TASK DIRECTIONS »
Your task is to output all the records below, word for word.

START

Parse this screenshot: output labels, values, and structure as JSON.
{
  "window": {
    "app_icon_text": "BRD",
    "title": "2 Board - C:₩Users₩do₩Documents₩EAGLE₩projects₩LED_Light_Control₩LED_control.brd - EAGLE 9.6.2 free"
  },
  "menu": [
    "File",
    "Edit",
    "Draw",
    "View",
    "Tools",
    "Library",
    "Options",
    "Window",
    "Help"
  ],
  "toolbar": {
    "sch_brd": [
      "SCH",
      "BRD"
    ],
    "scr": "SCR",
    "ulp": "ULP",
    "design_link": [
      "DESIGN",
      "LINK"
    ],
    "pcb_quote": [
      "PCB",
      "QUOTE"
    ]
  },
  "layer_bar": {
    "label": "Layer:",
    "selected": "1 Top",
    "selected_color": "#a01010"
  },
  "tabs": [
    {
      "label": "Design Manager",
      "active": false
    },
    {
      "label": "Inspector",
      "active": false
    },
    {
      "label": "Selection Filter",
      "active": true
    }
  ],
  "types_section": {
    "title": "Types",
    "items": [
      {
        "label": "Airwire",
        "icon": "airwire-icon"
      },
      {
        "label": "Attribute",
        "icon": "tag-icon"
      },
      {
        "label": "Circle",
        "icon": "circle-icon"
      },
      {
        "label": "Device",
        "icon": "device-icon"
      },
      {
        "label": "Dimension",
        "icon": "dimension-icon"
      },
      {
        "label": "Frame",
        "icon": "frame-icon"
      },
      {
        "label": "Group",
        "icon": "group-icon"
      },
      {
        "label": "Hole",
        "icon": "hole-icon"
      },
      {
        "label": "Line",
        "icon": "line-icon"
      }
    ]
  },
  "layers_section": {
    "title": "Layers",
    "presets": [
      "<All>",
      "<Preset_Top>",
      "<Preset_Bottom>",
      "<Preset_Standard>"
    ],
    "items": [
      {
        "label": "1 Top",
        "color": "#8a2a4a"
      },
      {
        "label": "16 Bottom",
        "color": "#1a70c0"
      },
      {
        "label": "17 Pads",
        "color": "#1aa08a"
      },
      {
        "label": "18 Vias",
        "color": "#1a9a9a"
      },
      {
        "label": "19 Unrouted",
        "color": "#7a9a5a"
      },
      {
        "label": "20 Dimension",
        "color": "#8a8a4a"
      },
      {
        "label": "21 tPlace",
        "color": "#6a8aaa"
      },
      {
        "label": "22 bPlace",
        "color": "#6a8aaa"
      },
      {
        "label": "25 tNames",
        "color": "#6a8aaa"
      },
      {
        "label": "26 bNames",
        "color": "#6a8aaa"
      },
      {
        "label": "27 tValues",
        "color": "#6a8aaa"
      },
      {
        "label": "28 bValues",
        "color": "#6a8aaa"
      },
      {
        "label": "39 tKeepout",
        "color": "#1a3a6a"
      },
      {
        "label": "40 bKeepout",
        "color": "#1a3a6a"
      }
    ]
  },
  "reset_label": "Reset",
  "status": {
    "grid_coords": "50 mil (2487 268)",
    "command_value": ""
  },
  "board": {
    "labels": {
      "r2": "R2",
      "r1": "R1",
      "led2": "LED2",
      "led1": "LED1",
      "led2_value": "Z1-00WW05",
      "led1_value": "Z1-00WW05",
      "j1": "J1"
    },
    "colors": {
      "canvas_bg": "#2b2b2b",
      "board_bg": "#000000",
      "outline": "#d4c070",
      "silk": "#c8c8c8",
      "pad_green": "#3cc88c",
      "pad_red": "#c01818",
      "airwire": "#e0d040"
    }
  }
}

END

RESPONSE TO THE EXERCISE »
Parse this screenshot: output labels, values, and structure as JSON.
{
  "window": {
    "app_icon_text": "BRD",
    "title": "2 Board - C:₩Users₩do₩Documents₩EAGLE₩projects₩LED_Light_Control₩LED_control.brd - EAGLE 9.6.2 free"
  },
  "menu": [
    "File",
    "Edit",
    "Draw",
    "View",
    "Tools",
    "Library",
    "Options",
    "Window",
    "Help"
  ],
  "toolbar": {
    "sch_brd": [
      "SCH",
      "BRD"
    ],
    "scr": "SCR",
    "ulp": "ULP",
    "design_link": [
      "DESIGN",
      "LINK"
    ],
    "pcb_quote": [
      "PCB",
      "QUOTE"
    ]
  },
  "layer_bar": {
    "label": "Layer:",
    "selected": "1 Top",
    "selected_color": "#a01010"
  },
  "tabs": [
    {
      "label": "Design Manager",
      "active": false
    },
    {
      "label": "Inspector",
      "active": false
    },
    {
      "label": "Selection Filter",
      "active": true
    }
  ],
  "types_section": {
    "title": "Types",
    "items": [
      {
        "label": "Airwire",
        "icon": "airwire-icon"
      },
      {
        "label": "Attribute",
        "icon": "tag-icon"
      },
      {
        "label": "Circle",
        "icon": "circle-icon"
      },
      {
        "label": "Device",
        "icon": "device-icon"
      },
      {
        "label": "Dimension",
        "icon": "dimension-icon"
      },
      {
        "label": "Frame",
        "icon": "frame-icon"
      },
      {
        "label": "Group",
        "icon": "group-icon"
      },
      {
        "label": "Hole",
        "icon": "hole-icon"
      },
      {
        "label": "Line",
        "icon": "line-icon"
      }
    ]
  },
  "layers_section": {
    "title": "Layers",
    "presets": [
      "<All>",
      "<Preset_Top>",
      "<Preset_Bottom>",
      "<Preset_Standard>"
    ],
    "items": [
      {
        "label": "1 Top",
        "color": "#8a2a4a"
      },
      {
        "label": "16 Bottom",
        "color": "#1a70c0"
      },
      {
        "label": "17 Pads",
        "color": "#1aa08a"
      },
      {
        "label": "18 Vias",
        "color": "#1a9a9a"
      },
      {
        "label": "19 Unrouted",
        "color": "#7a9a5a"
      },
      {
        "label": "20 Dimension",
        "color": "#8a8a4a"
      },
      {
        "label": "21 tPlace",
        "color": "#6a8aaa"
      },
      {
        "label": "22 bPlace",
        "color": "#6a8aaa"
      },
      {
        "label": "25 tNames",
        "color": "#6a8aaa"
      },
      {
        "label": "26 bNames",
        "color": "#6a8aaa"
      },
      {
        "label": "27 tValues",
        "color": "#6a8aaa"
      },
      {
        "label": "28 bValues",
        "color": "#6a8aaa"
      },
      {
        "label": "39 tKeepout",
        "color": "#1a3a6a"
      },
      {
        "label": "40 bKeepout",
        "color": "#1a3a6a"
      }
    ]
  },
  "reset_label": "Reset",
  "status": {
    "grid_coords": "50 mil (2487 268)",
    "command_value": ""
  },
  "board": {
    "labels": {
      "r2": "R2",
      "r1": "R1",
      "led2": "LED2",
      "led1": "LED1",
      "led2_value": "Z1-00WW05",
      "led1_value": "Z1-00WW05",
      "j1": "J1"
    },
    "colors": {
      "canvas_bg": "#2b2b2b",
      "board_bg": "#000000",
      "outline": "#d4c070",
      "silk": "#c8c8c8",
      "pad_green": "#3cc88c",
      "pad_red": "#c01818",
      "airwire": "#e0d040"
    }
  }
}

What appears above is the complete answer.